Brano da leggere>
L’attesa che brucia!
Nell’immaginario collettivo, la Juventus rappresenta una delle formazioni più forti d’Italia da sempre, eppure, se a livello nazionale i successi sono una sorta di cliché, a livello internazionale il trofeo manca da ben 24 anni. Ci hanno provato in molti, ma nessuno ci è riuscito. Capello, Conte e Allegri, tutti allenatori di una certa caratura ed esperienza che però hanno fallito. La Vecchia Signora, per tentare l’assalto alla coppa con le grandi orecchie, le ha tentate tutte, perdendo però 5 finali dal 1996 ad oggi.

Prendete ad esempio il Real Madrid. Altra squadra simbolo di trionfi e prestigio, anche più della Juventus. Ha dominato il calcio internazionale negli anni 50 e 60 con il mitico Alfredo Di Stefano. Ha conquistato la Coppa ben 6 volte in 11 anni, di cui 5 consecutivamente. Ma ovvio erano altri anni, la coppa era stata creata proprio ed imporsi non fu così difficile per una società già strutturata come quella. Gli anni successivi, hanno visto una giusta alternanza di grandi squadre. Il Benfica di Eusebio, il Manchester United di Best, l’Ajax di Cruijff. Insomma, prima di tornare al successo nella massima competizione europea, benché in patria il dominio era un dato di fatto, il Real Madrid ha atteso 30 anni. Ma la vera ossessione si è avuta con la conquista della famosa decima. Un trofeo rincorso, per il quale la società spagnola ha speso capitali immensi e chiamato alla guida molti allenatori, compreso José Mourinho. Ma a farcela, è stato il nostro Carlo Ancelotti, che insieme a Zidane detiene il record di Champions vinte, dopo un’attesa di 11 anni.

Righe di dati>
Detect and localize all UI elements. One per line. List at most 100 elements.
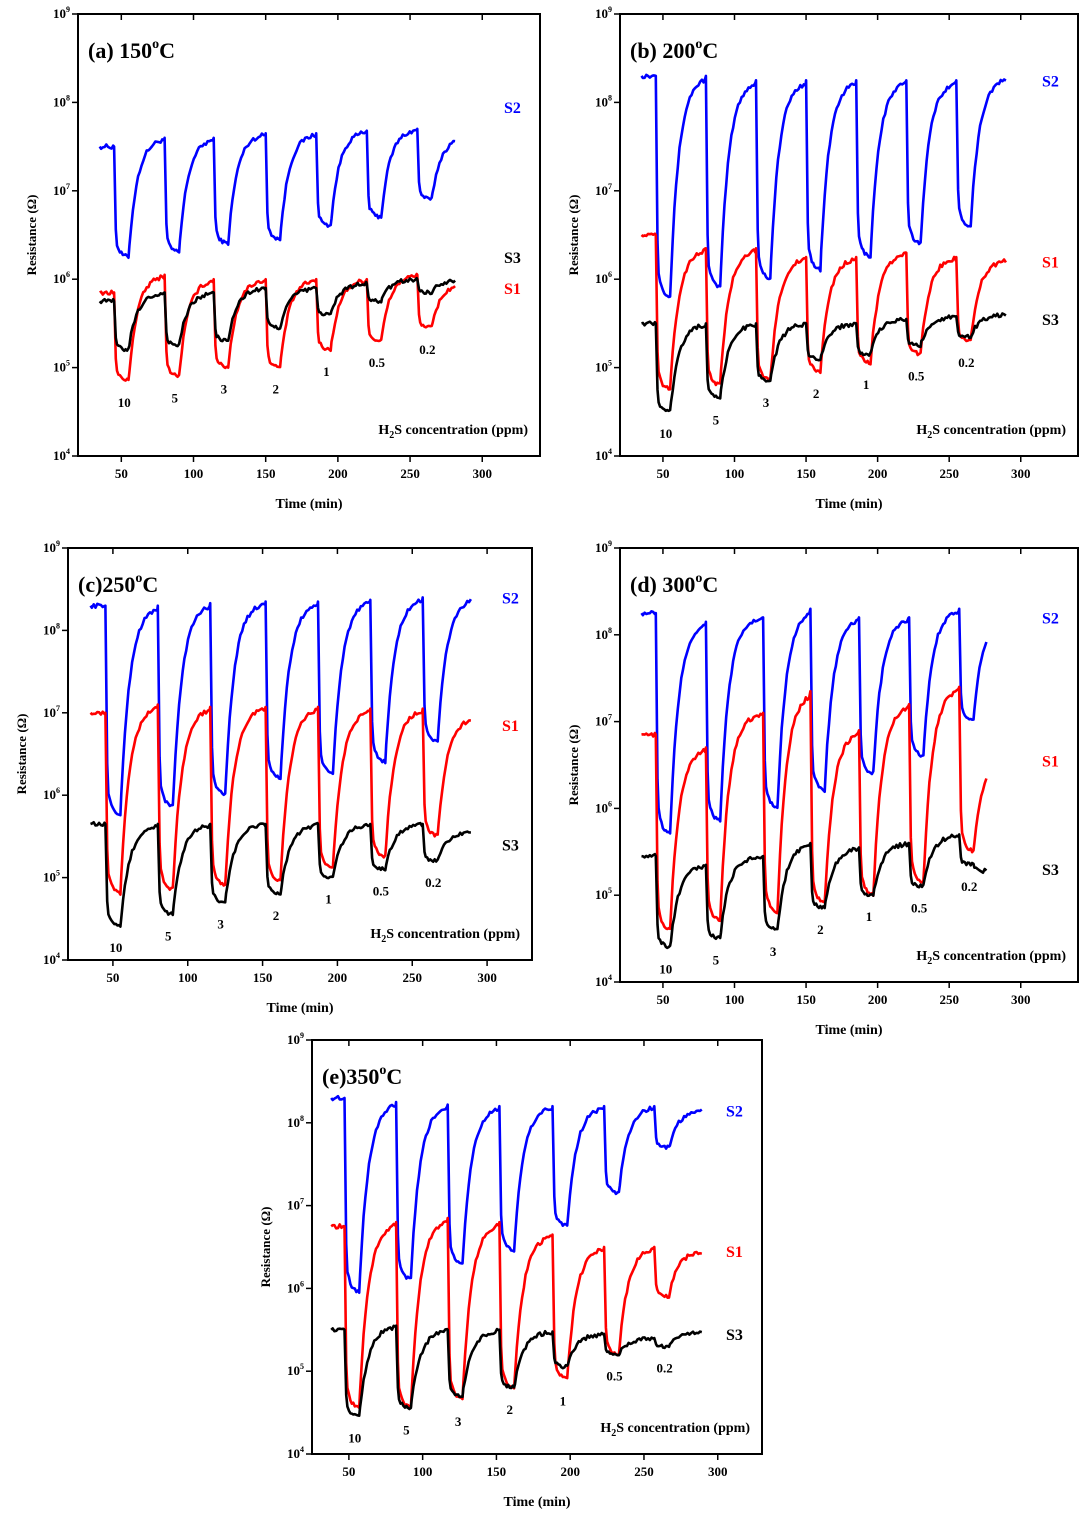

==

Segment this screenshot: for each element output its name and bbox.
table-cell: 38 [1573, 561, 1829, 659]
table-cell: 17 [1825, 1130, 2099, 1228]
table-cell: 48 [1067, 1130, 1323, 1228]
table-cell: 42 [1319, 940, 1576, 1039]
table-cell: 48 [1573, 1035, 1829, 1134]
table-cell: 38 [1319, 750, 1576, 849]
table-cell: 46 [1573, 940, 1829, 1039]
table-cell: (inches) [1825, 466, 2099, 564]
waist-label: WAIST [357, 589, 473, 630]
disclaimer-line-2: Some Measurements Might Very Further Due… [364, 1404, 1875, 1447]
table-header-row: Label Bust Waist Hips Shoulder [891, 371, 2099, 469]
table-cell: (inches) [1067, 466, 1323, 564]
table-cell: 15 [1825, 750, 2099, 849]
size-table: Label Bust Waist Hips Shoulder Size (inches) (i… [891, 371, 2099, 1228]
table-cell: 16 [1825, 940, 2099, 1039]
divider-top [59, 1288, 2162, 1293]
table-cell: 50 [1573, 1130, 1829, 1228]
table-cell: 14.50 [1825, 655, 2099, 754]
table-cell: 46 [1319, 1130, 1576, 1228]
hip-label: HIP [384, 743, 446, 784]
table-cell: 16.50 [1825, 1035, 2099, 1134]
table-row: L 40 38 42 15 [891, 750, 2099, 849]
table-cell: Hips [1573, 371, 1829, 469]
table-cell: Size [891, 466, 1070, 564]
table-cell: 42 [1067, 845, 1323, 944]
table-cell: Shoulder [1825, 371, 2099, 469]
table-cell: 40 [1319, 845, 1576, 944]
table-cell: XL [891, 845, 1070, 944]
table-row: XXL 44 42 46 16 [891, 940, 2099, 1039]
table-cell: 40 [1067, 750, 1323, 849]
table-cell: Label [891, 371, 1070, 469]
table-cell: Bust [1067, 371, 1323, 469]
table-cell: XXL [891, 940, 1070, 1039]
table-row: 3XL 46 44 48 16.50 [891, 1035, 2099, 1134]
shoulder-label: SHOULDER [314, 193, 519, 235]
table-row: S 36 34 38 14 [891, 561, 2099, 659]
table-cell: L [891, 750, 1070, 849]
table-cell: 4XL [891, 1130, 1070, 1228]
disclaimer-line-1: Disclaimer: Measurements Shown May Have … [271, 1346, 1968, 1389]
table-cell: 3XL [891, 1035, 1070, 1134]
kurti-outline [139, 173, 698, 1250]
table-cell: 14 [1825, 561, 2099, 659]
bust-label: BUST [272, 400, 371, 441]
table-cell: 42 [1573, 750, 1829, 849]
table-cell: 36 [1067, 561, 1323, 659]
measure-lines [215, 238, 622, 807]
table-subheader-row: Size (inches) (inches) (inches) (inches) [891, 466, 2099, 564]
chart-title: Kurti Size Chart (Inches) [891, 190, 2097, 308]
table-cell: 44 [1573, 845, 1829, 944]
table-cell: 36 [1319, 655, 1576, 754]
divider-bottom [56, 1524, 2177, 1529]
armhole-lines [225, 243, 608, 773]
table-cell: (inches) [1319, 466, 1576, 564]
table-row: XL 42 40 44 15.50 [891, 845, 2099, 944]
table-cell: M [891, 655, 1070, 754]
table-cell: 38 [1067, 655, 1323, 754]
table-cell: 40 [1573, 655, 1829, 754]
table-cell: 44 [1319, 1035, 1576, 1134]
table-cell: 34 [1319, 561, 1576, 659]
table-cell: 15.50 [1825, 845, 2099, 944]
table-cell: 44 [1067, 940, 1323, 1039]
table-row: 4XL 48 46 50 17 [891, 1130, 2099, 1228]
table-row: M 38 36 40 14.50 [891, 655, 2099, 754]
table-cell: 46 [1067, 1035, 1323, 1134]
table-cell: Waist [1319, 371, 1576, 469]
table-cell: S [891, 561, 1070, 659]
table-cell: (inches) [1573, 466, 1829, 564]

Il compito> Nel brano sulla Juventus e il Real Madrid, quante finali risulta aver perso la Juventus dal 1996 a oggi?

Risposta al compito> Cinque finali.